(Data excerpts)
- - - - - - -
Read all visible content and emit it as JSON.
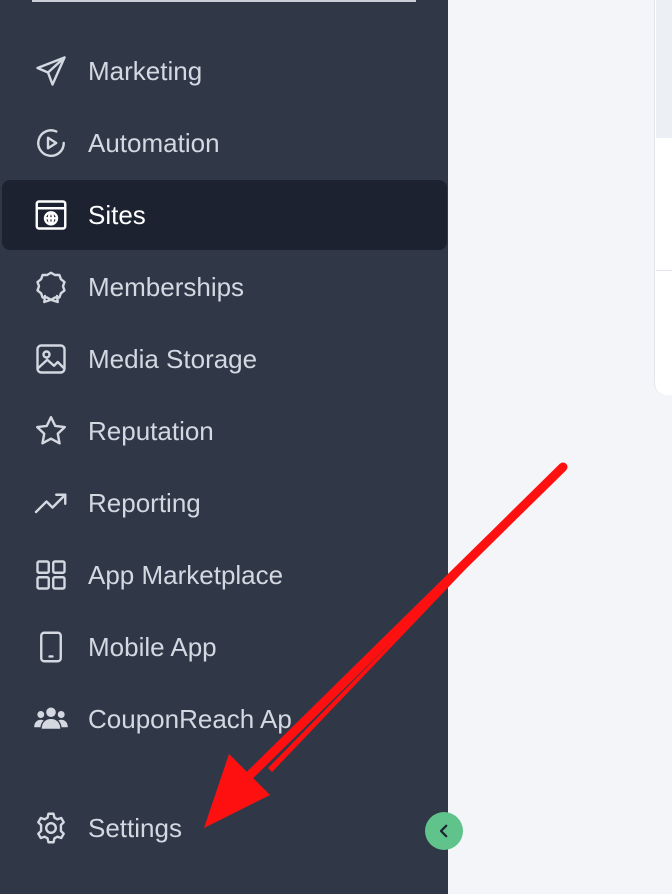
{
  "sidebar": {
    "items": [
      {
        "label": "Marketing",
        "icon": "paper-plane-icon"
      },
      {
        "label": "Automation",
        "icon": "play-circle-icon"
      },
      {
        "label": "Sites",
        "icon": "globe-window-icon",
        "active": true
      },
      {
        "label": "Memberships",
        "icon": "badge-icon"
      },
      {
        "label": "Media Storage",
        "icon": "image-icon"
      },
      {
        "label": "Reputation",
        "icon": "star-icon"
      },
      {
        "label": "Reporting",
        "icon": "trending-up-icon"
      },
      {
        "label": "App Marketplace",
        "icon": "grid-icon"
      },
      {
        "label": "Mobile App",
        "icon": "phone-icon"
      },
      {
        "label": "CouponReach Ap",
        "icon": "users-icon"
      }
    ],
    "settings": {
      "label": "Settings",
      "icon": "gear-icon"
    },
    "collapse_icon": "chevron-left-icon"
  },
  "colors": {
    "sidebar_bg": "#303747",
    "active_bg": "#1d2230",
    "text": "#d3d8e1",
    "accent_green": "#5fc38b",
    "annotation_arrow": "#ff0000"
  }
}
- - - - - - -
Do this: Within the material above, find the lines that contain the word "label"; copy them.

Correct result:
        "label": "Marketing",
        "label": "Automation",
        "label": "Sites",
        "label": "Memberships",
        "label": "Media Storage",
        "label": "Reputation",
        "label": "Reporting",
        "label": "App Marketplace",
        "label": "Mobile App",
        "label": "CouponReach Ap",
      "label": "Settings",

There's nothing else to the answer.